▶ [REQUEST]: Below are the records; collect from them each line containing the string "image".

▶ [INPUT ROWS]:
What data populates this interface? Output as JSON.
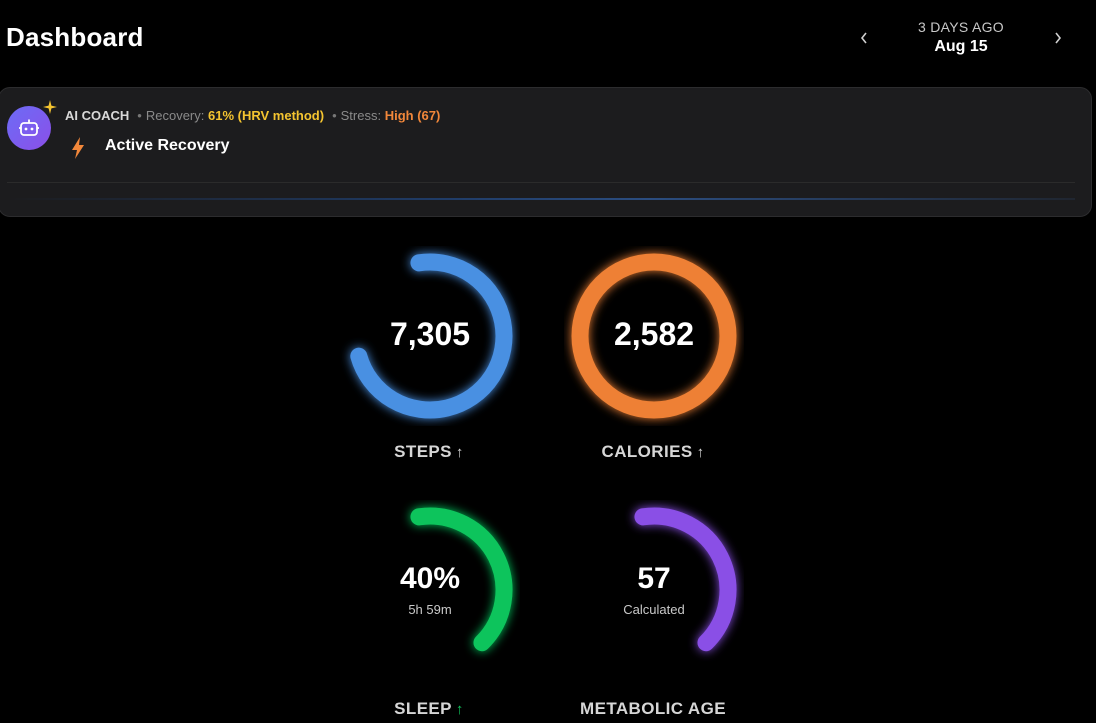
{
  "header": {
    "title": "Dashboard",
    "date_relative": "3 DAYS AGO",
    "date": "Aug 15",
    "prev_icon": "chevron-left-icon",
    "next_icon": "chevron-right-icon"
  },
  "coach": {
    "name": "AI COACH",
    "recovery_label": "Recovery:",
    "recovery_value": "61% (HRV method)",
    "stress_label": "Stress:",
    "stress_value": "High (67)",
    "message": "Active Recovery",
    "avatar_icon": "robot-icon",
    "sparkle_icon": "sparkle-icon",
    "message_icon": "lightning-icon",
    "colors": {
      "recovery": "#f4c430",
      "stress": "#f2873a"
    }
  },
  "metrics": [
    {
      "id": "steps",
      "value": "7,305",
      "sub": "",
      "label": "STEPS",
      "trend": "↑",
      "progress": 0.73,
      "color": "#4a90e2"
    },
    {
      "id": "calories",
      "value": "2,582",
      "sub": "",
      "label": "CALORIES",
      "trend": "↑",
      "progress": 1.0,
      "color": "#ee8034"
    },
    {
      "id": "sleep",
      "value": "40%",
      "sub": "5h 59m",
      "label": "SLEEP",
      "trend": "↑",
      "progress": 0.4,
      "color": "#10c45c"
    },
    {
      "id": "metabolic",
      "value": "57",
      "sub": "Calculated",
      "label": "METABOLIC AGE",
      "trend": "",
      "progress": 0.4,
      "color": "#8a4fe6"
    }
  ]
}
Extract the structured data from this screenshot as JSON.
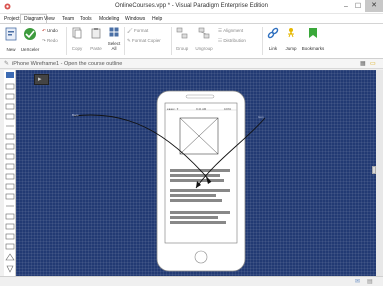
{
  "window": {
    "title": "OnlineCourses.vpp * - Visual Paradigm Enterprise Edition",
    "minimize": "–",
    "maximize": "☐",
    "close": "✕"
  },
  "menu": {
    "items": [
      "Project",
      "Diagram",
      "View",
      "Team",
      "Tools",
      "Modeling",
      "Windows",
      "Help"
    ],
    "active": "Diagram"
  },
  "ribbon": {
    "new": "New",
    "uekeeper": "UeXceler",
    "undo": "Undo",
    "redo": "Redo",
    "copy": "Copy",
    "paste": "Paste",
    "select_all_1": "Select",
    "select_all_2": "All",
    "format": "Format",
    "format_copier": "Format Copier",
    "group": "Group",
    "ungroup": "Ungroup",
    "alignment": "Alignment",
    "distribution": "Distribution",
    "link": "Link",
    "jump": "Jump",
    "bookmarks": "Bookmarks"
  },
  "diagram_tab": {
    "label": "iPhone Wireframe1 - Open the course outline"
  },
  "phone": {
    "carrier": "●●●●○ ✦",
    "time": "9:41 AM",
    "battery": "100%",
    "left_label": "Back",
    "right_label": "Icon"
  },
  "colors": {
    "canvas": "#223a73",
    "ribbon_bg": "#ffffff",
    "close_bg": "#c8c8c8"
  }
}
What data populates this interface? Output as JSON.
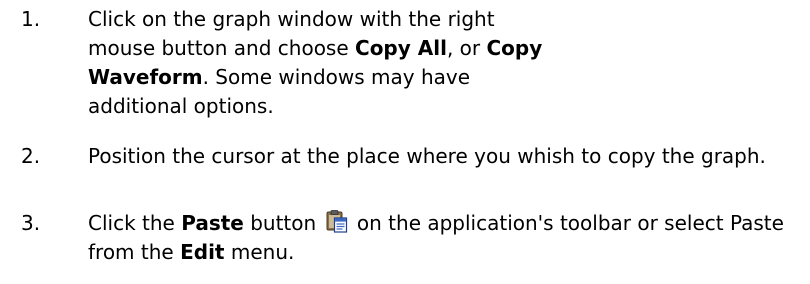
{
  "steps": [
    {
      "number": "1.",
      "parts": [
        "Click on the graph window with the right mouse button and choose ",
        "Copy All",
        ", or ",
        "Copy Waveform",
        ". Some windows may have additional options."
      ]
    },
    {
      "number": "2.",
      "text": "Position the cursor at the place where you whish to copy the graph."
    },
    {
      "number": "3.",
      "parts": [
        "Click the ",
        "Paste",
        " button",
        " on the application's toolbar or select Paste from the ",
        "Edit",
        " menu."
      ],
      "icon": "paste-icon"
    }
  ]
}
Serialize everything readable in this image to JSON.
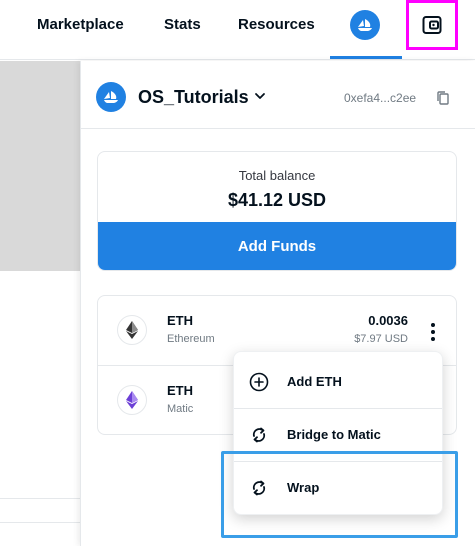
{
  "nav": {
    "links": [
      "Marketplace",
      "Stats",
      "Resources"
    ]
  },
  "account": {
    "name": "OS_Tutorials",
    "address": "0xefa4...c2ee"
  },
  "balance": {
    "label": "Total balance",
    "value": "$41.12 USD",
    "add_funds_label": "Add Funds"
  },
  "tokens": [
    {
      "symbol": "ETH",
      "network": "Ethereum",
      "amount": "0.0036",
      "usd": "$7.97 USD",
      "icon": "ethereum-icon"
    },
    {
      "symbol": "ETH",
      "network": "Matic",
      "amount": "",
      "usd": "",
      "icon": "ethereum-purple-icon"
    }
  ],
  "menu": {
    "items": [
      {
        "label": "Add ETH",
        "icon": "plus-circle-icon"
      },
      {
        "label": "Bridge to Matic",
        "icon": "refresh-icon"
      },
      {
        "label": "Wrap",
        "icon": "refresh-icon"
      }
    ]
  },
  "colors": {
    "accent": "#2081e2",
    "highlight_magenta": "#ff00ff",
    "highlight_blue": "#3a9ee8"
  }
}
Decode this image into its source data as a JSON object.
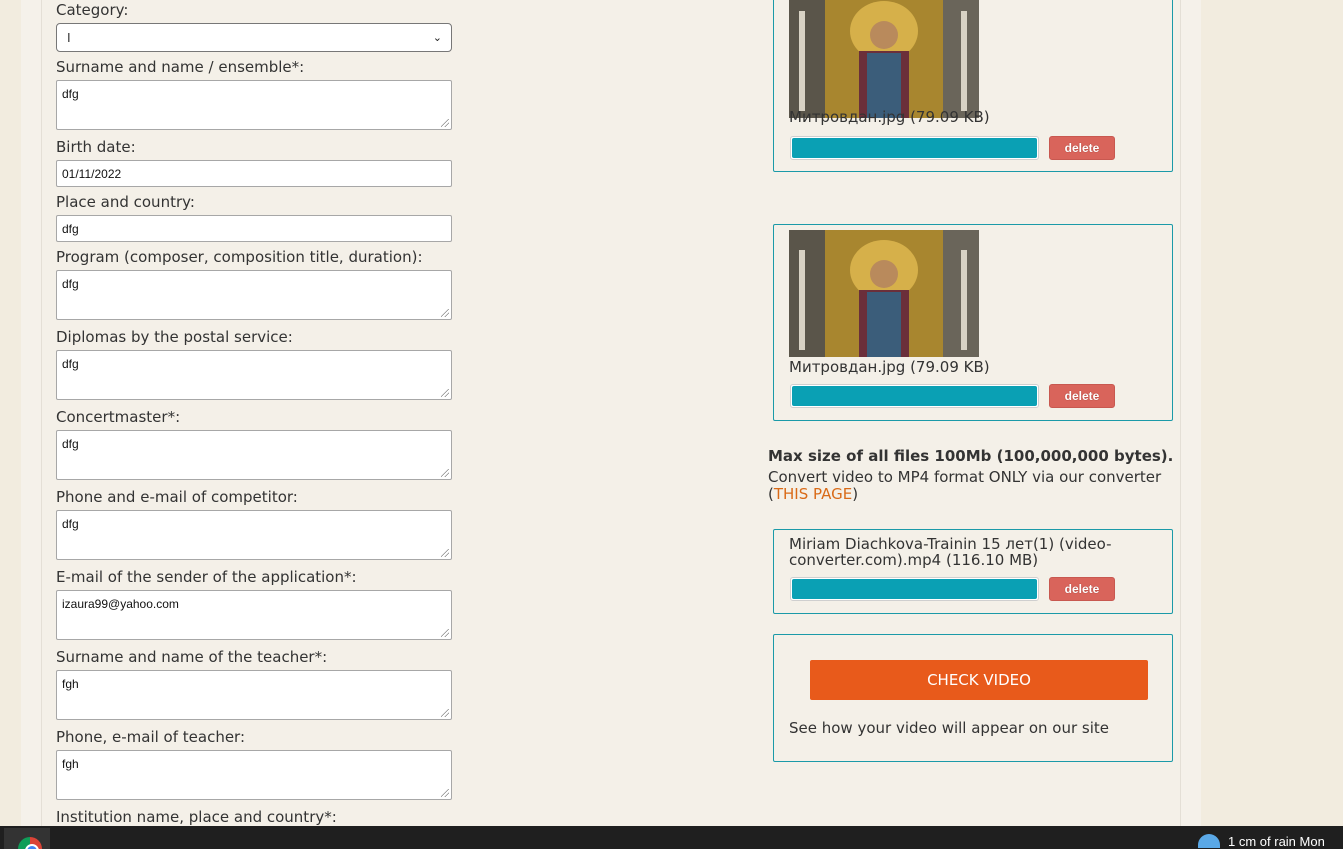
{
  "form": {
    "category": {
      "label": "Category:",
      "value": "I"
    },
    "fields": [
      {
        "label": "Surname and name / ensemble*:",
        "value": "dfg"
      },
      {
        "label": "Birth date:",
        "value": "01/11/2022"
      },
      {
        "label": "Place and country:",
        "value": "dfg"
      },
      {
        "label": "Program (composer, composition title, duration):",
        "value": "dfg"
      },
      {
        "label": "Diplomas by the postal service:",
        "value": "dfg"
      },
      {
        "label": "Concertmaster*:",
        "value": "dfg"
      },
      {
        "label": "Phone and e-mail of competitor:",
        "value": "dfg"
      },
      {
        "label": "E-mail of the sender of the application*:",
        "value": "izaura99@yahoo.com"
      },
      {
        "label": "Surname and name of the teacher*:",
        "value": "fgh"
      },
      {
        "label": "Phone, e-mail of teacher:",
        "value": "fgh"
      },
      {
        "label": "Institution name, place and country*:",
        "value": ""
      }
    ]
  },
  "uploads": [
    {
      "filename": "Митровдан.jpg (79.09 KB)",
      "progress": 1.0,
      "delete_label": "delete"
    },
    {
      "filename": "Митровдан.jpg (79.09 KB)",
      "progress": 1.0,
      "delete_label": "delete"
    }
  ],
  "limits": {
    "max_size": "Max size of all files 100Mb (100,000,000 bytes).",
    "convert_text": "Convert video to MP4 format ONLY via our converter (",
    "convert_link": "THIS PAGE",
    "convert_close": ")"
  },
  "video_upload": {
    "filename": "Miriam Diachkova-Trainin 15 лет(1) (video-converter.com).mp4 (116.10 MB)",
    "progress": 1.0,
    "delete_label": "delete"
  },
  "check_video": {
    "button_label": "CHECK VIDEO",
    "hint": "See how your video will appear on our site"
  },
  "taskbar": {
    "weather": "1 cm of rain Mon"
  }
}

▶ [RESPONSE]:
Serialize everything readable in this image to JSON.
Decode this image into its source data as a JSON object.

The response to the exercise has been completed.